Task instructions: Copy nothing but the text: repeat each entry exactly and drop the images.

Task inputs:
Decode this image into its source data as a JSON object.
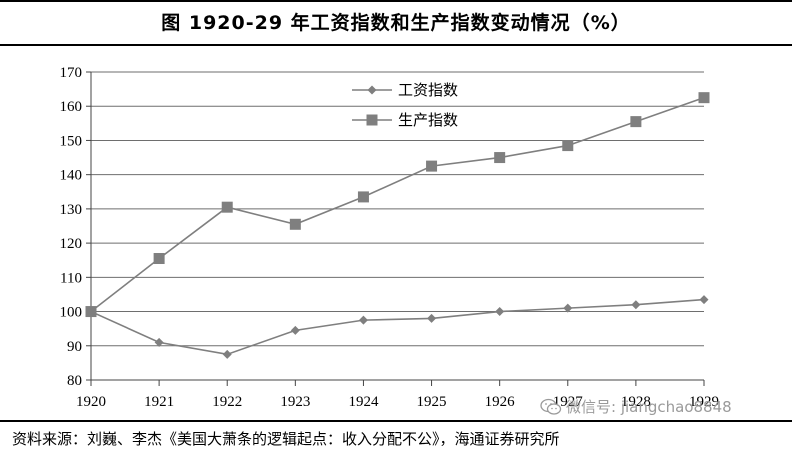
{
  "header": {
    "title": "图    1920-29 年工资指数和生产指数变动情况（%）"
  },
  "footer": {
    "source": "资料来源：刘巍、李杰《美国大萧条的逻辑起点：收入分配不公》，海通证券研究所"
  },
  "watermark": {
    "text": "微信号: jiangchao8848",
    "icon": "wechat-icon"
  },
  "chart_data": {
    "type": "line",
    "x": [
      1920,
      1921,
      1922,
      1923,
      1924,
      1925,
      1926,
      1927,
      1928,
      1929
    ],
    "xticks": [
      "1920",
      "1921",
      "1922",
      "1923",
      "1924",
      "1925",
      "1926",
      "1927",
      "1928",
      "1929"
    ],
    "ylim": [
      80,
      170
    ],
    "yticks": [
      80,
      90,
      100,
      110,
      120,
      130,
      140,
      150,
      160,
      170
    ],
    "grid": true,
    "legend_position": "top-center",
    "series": [
      {
        "name": "工资指数",
        "marker": "diamond",
        "color": "#7f7f7f",
        "values": [
          100,
          91,
          87.5,
          94.5,
          97.5,
          98,
          100,
          101,
          102,
          103.5
        ]
      },
      {
        "name": "生产指数",
        "marker": "square",
        "color": "#7f7f7f",
        "values": [
          100,
          115.5,
          130.5,
          125.5,
          133.5,
          142.5,
          145,
          148.5,
          155.5,
          162.5
        ]
      }
    ]
  }
}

Answer for this exercise:
Decode this image into its source data as a JSON object.
{
  "header": {
    "title": "图    1920-29 年工资指数和生产指数变动情况（%）"
  },
  "footer": {
    "source": "资料来源：刘巍、李杰《美国大萧条的逻辑起点：收入分配不公》，海通证券研究所"
  },
  "watermark": {
    "text": "微信号: jiangchao8848",
    "icon": "wechat-icon"
  },
  "chart_data": {
    "type": "line",
    "x": [
      1920,
      1921,
      1922,
      1923,
      1924,
      1925,
      1926,
      1927,
      1928,
      1929
    ],
    "xticks": [
      "1920",
      "1921",
      "1922",
      "1923",
      "1924",
      "1925",
      "1926",
      "1927",
      "1928",
      "1929"
    ],
    "ylim": [
      80,
      170
    ],
    "yticks": [
      80,
      90,
      100,
      110,
      120,
      130,
      140,
      150,
      160,
      170
    ],
    "grid": true,
    "legend_position": "top-center",
    "series": [
      {
        "name": "工资指数",
        "marker": "diamond",
        "color": "#7f7f7f",
        "values": [
          100,
          91,
          87.5,
          94.5,
          97.5,
          98,
          100,
          101,
          102,
          103.5
        ]
      },
      {
        "name": "生产指数",
        "marker": "square",
        "color": "#7f7f7f",
        "values": [
          100,
          115.5,
          130.5,
          125.5,
          133.5,
          142.5,
          145,
          148.5,
          155.5,
          162.5
        ]
      }
    ]
  }
}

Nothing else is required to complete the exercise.